[Stored data]
+---+
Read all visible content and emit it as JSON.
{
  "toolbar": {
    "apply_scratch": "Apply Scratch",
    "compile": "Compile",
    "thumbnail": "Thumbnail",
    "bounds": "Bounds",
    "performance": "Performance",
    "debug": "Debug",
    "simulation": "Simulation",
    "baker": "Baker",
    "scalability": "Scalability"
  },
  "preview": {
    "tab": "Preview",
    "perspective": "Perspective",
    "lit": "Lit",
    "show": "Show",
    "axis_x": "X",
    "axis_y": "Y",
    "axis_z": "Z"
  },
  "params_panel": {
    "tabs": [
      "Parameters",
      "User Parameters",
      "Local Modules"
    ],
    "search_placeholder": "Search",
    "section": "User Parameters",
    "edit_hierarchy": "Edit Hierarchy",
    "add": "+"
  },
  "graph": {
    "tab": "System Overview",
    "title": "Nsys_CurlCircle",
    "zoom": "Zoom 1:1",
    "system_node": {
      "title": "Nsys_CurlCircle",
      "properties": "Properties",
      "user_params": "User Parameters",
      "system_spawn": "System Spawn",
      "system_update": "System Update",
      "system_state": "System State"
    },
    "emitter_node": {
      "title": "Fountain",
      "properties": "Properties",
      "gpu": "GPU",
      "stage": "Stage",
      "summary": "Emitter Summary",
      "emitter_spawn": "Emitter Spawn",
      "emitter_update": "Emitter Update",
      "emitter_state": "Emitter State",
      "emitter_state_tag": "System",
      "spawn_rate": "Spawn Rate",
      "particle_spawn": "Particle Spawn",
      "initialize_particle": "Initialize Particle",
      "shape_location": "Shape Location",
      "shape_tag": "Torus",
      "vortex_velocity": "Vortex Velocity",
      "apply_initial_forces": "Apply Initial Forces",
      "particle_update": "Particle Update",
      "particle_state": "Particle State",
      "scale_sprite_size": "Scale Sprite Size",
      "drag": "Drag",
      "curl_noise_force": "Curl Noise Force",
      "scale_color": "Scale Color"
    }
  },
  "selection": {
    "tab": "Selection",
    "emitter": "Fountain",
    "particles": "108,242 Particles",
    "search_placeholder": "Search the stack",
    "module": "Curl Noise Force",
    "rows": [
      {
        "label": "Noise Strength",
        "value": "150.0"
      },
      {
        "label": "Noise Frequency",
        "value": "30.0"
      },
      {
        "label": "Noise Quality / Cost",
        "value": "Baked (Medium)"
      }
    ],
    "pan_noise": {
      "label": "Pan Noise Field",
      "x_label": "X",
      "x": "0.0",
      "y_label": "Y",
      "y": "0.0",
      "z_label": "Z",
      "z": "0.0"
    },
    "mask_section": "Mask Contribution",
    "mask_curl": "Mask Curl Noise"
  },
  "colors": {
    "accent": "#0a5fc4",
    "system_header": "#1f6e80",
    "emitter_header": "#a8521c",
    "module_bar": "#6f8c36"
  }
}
+---+
**WHAT YOU NEED TO DO**
Pick out every line of the listing containing the word "Mask", and show those lines.

**RESULT OF THE TASK**
    "mask_section": "Mask Contribution",
    "mask_curl": "Mask Curl Noise"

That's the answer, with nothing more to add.